WHAT NEEDS TO BE DONE:
Pick out each line of the records in which the word "years" appears.

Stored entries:

— start —

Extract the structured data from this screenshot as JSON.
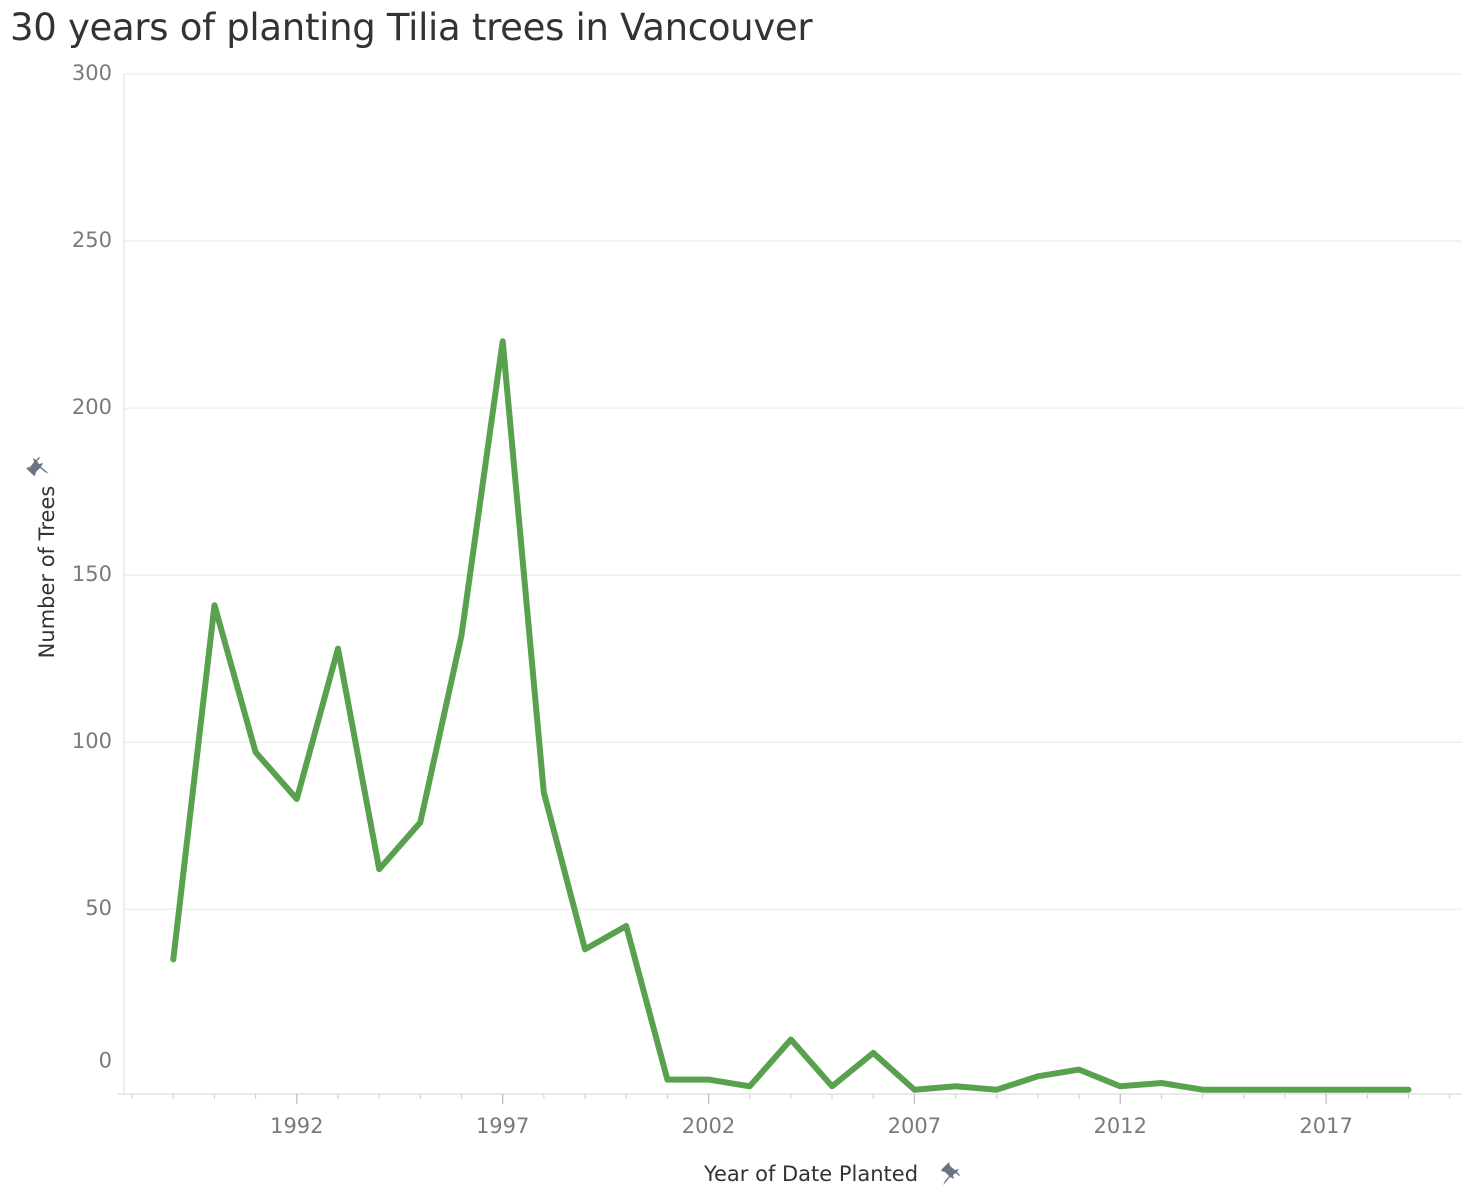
{
  "page": {
    "title": "30 years of planting Tilia trees in Vancouver"
  },
  "chart_data": {
    "type": "line",
    "title": "30 years of planting Tilia trees in Vancouver",
    "xlabel": "Year of Date Planted",
    "ylabel": "Number of Trees",
    "x": [
      1989,
      1990,
      1991,
      1992,
      1993,
      1994,
      1995,
      1996,
      1997,
      1998,
      1999,
      2000,
      2001,
      2002,
      2003,
      2004,
      2005,
      2006,
      2007,
      2008,
      2009,
      2010,
      2011,
      2012,
      2013,
      2014,
      2015,
      2016,
      2017,
      2018,
      2019
    ],
    "series": [
      {
        "values": [
          35,
          141,
          97,
          83,
          128,
          62,
          76,
          132,
          220,
          85,
          38,
          45,
          -1,
          -1,
          -3,
          11,
          -3,
          7,
          -4,
          -3,
          -4,
          0,
          2,
          -3,
          -2,
          -4,
          -4,
          -4,
          -4,
          -4,
          -4
        ],
        "color": "#59a14f"
      }
    ],
    "xticks": [
      "1992",
      "1997",
      "2002",
      "2007",
      "2012",
      "2017"
    ],
    "yticks": [
      "0",
      "50",
      "100",
      "150",
      "200",
      "250",
      "300"
    ],
    "ylim": [
      -5,
      300
    ],
    "xlim": [
      1987.9,
      2020.3
    ],
    "grid": true,
    "pinned_axes": [
      "x",
      "y"
    ],
    "icons": {
      "x_axis": "pin-icon",
      "y_axis": "pin-icon"
    }
  }
}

— end —

CORRECT OUTPUT:
    "title": "30 years of planting Tilia trees in Vancouver"
    "title": "30 years of planting Tilia trees in Vancouver",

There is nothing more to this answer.